**AVAILABLE DATA:**
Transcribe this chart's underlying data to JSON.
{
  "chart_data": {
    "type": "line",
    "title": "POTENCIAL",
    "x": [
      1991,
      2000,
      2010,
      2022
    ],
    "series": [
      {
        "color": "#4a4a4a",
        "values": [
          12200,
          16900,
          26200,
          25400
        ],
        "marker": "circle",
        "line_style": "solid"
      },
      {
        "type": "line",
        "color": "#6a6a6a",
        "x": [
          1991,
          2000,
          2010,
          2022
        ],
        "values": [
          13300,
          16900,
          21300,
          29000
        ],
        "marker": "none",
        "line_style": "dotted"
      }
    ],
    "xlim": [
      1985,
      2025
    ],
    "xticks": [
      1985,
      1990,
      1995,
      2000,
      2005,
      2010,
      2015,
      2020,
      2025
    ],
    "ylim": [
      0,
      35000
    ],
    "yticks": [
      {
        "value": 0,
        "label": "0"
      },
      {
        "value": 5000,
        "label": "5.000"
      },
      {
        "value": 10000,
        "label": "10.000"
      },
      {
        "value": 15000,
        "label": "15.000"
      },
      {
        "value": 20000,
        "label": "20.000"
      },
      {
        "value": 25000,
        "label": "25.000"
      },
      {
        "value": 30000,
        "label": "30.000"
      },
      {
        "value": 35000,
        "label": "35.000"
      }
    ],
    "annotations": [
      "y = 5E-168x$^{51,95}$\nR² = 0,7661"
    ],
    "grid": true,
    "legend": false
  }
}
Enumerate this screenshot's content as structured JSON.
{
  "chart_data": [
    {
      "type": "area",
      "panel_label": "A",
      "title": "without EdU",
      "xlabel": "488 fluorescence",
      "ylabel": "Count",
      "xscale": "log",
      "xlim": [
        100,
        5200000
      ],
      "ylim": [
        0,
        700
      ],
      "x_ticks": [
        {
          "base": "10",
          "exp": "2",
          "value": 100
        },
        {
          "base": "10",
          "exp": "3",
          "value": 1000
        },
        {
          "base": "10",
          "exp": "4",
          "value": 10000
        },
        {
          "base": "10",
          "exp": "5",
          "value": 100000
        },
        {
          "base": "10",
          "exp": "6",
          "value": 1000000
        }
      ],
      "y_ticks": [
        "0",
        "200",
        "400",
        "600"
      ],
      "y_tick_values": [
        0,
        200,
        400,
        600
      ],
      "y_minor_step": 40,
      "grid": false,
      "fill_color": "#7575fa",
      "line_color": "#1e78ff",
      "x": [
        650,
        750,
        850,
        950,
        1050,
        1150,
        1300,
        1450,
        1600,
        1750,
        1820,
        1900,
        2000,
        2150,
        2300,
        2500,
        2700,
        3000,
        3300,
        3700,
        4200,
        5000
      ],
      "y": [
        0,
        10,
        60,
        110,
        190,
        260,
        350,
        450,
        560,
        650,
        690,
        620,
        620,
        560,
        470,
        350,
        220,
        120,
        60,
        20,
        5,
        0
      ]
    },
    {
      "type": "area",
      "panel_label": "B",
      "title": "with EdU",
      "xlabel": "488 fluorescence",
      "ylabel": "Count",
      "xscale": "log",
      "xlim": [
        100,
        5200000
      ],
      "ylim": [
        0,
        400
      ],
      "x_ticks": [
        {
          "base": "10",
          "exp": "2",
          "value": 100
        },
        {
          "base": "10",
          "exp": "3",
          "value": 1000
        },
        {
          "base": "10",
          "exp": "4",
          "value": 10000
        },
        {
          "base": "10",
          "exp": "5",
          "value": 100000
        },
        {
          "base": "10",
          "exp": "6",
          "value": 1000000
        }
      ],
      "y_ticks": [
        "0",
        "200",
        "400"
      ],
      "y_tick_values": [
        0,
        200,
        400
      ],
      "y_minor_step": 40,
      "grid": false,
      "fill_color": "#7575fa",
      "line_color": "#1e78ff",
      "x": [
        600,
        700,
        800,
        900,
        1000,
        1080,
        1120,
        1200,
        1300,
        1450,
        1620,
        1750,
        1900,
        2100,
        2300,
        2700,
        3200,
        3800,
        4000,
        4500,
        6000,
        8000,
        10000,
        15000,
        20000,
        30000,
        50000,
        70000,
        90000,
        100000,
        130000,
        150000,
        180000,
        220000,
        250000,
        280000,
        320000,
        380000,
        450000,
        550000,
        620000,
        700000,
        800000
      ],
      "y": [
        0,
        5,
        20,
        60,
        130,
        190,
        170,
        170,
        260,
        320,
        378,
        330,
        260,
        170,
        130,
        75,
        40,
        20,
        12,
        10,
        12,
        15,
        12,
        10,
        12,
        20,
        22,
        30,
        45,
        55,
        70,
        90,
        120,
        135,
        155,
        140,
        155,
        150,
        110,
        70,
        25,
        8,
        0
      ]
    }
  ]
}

**YOUR INSTRUCTIONS:** Print all of the entries again, exactly as written.

**FINAL RESULT:**
Transcribe this chart's underlying data to JSON.
{
  "chart_data": {
    "type": "line",
    "title": "POTENCIAL",
    "x": [
      1991,
      2000,
      2010,
      2022
    ],
    "series": [
      {
        "color": "#4a4a4a",
        "values": [
          12200,
          16900,
          26200,
          25400
        ],
        "marker": "circle",
        "line_style": "solid"
      },
      {
        "type": "line",
        "color": "#6a6a6a",
        "x": [
          1991,
          2000,
          2010,
          2022
        ],
        "values": [
          13300,
          16900,
          21300,
          29000
        ],
        "marker": "none",
        "line_style": "dotted"
      }
    ],
    "xlim": [
      1985,
      2025
    ],
    "xticks": [
      1985,
      1990,
      1995,
      2000,
      2005,
      2010,
      2015,
      2020,
      2025
    ],
    "ylim": [
      0,
      35000
    ],
    "yticks": [
      {
        "value": 0,
        "label": "0"
      },
      {
        "value": 5000,
        "label": "5.000"
      },
      {
        "value": 10000,
        "label": "10.000"
      },
      {
        "value": 15000,
        "label": "15.000"
      },
      {
        "value": 20000,
        "label": "20.000"
      },
      {
        "value": 25000,
        "label": "25.000"
      },
      {
        "value": 30000,
        "label": "30.000"
      },
      {
        "value": 35000,
        "label": "35.000"
      }
    ],
    "annotations": [
      "y = 5E-168x$^{51,95}$\nR² = 0,7661"
    ],
    "grid": true,
    "legend": false
  }
}
Enumerate this screenshot's content as structured JSON.
{
  "chart_data": [
    {
      "type": "area",
      "panel_label": "A",
      "title": "without EdU",
      "xlabel": "488 fluorescence",
      "ylabel": "Count",
      "xscale": "log",
      "xlim": [
        100,
        5200000
      ],
      "ylim": [
        0,
        700
      ],
      "x_ticks": [
        {
          "base": "10",
          "exp": "2",
          "value": 100
        },
        {
          "base": "10",
          "exp": "3",
          "value": 1000
        },
        {
          "base": "10",
          "exp": "4",
          "value": 10000
        },
        {
          "base": "10",
          "exp": "5",
          "value": 100000
        },
        {
          "base": "10",
          "exp": "6",
          "value": 1000000
        }
      ],
      "y_ticks": [
        "0",
        "200",
        "400",
        "600"
      ],
      "y_tick_values": [
        0,
        200,
        400,
        600
      ],
      "y_minor_step": 40,
      "grid": false,
      "fill_color": "#7575fa",
      "line_color": "#1e78ff",
      "x": [
        650,
        750,
        850,
        950,
        1050,
        1150,
        1300,
        1450,
        1600,
        1750,
        1820,
        1900,
        2000,
        2150,
        2300,
        2500,
        2700,
        3000,
        3300,
        3700,
        4200,
        5000
      ],
      "y": [
        0,
        10,
        60,
        110,
        190,
        260,
        350,
        450,
        560,
        650,
        690,
        620,
        620,
        560,
        470,
        350,
        220,
        120,
        60,
        20,
        5,
        0
      ]
    },
    {
      "type": "area",
      "panel_label": "B",
      "title": "with EdU",
      "xlabel": "488 fluorescence",
      "ylabel": "Count",
      "xscale": "log",
      "xlim": [
        100,
        5200000
      ],
      "ylim": [
        0,
        400
      ],
      "x_ticks": [
        {
          "base": "10",
          "exp": "2",
          "value": 100
        },
        {
          "base": "10",
          "exp": "3",
          "value": 1000
        },
        {
          "base": "10",
          "exp": "4",
          "value": 10000
        },
        {
          "base": "10",
          "exp": "5",
          "value": 100000
        },
        {
          "base": "10",
          "exp": "6",
          "value": 1000000
        }
      ],
      "y_ticks": [
        "0",
        "200",
        "400"
      ],
      "y_tick_values": [
        0,
        200,
        400
      ],
      "y_minor_step": 40,
      "grid": false,
      "fill_color": "#7575fa",
      "line_color": "#1e78ff",
      "x": [
        600,
        700,
        800,
        900,
        1000,
        1080,
        1120,
        1200,
        1300,
        1450,
        1620,
        1750,
        1900,
        2100,
        2300,
        2700,
        3200,
        3800,
        4000,
        4500,
        6000,
        8000,
        10000,
        15000,
        20000,
        30000,
        50000,
        70000,
        90000,
        100000,
        130000,
        150000,
        180000,
        220000,
        250000,
        280000,
        320000,
        380000,
        450000,
        550000,
        620000,
        700000,
        800000
      ],
      "y": [
        0,
        5,
        20,
        60,
        130,
        190,
        170,
        170,
        260,
        320,
        378,
        330,
        260,
        170,
        130,
        75,
        40,
        20,
        12,
        10,
        12,
        15,
        12,
        10,
        12,
        20,
        22,
        30,
        45,
        55,
        70,
        90,
        120,
        135,
        155,
        140,
        155,
        150,
        110,
        70,
        25,
        8,
        0
      ]
    }
  ]
}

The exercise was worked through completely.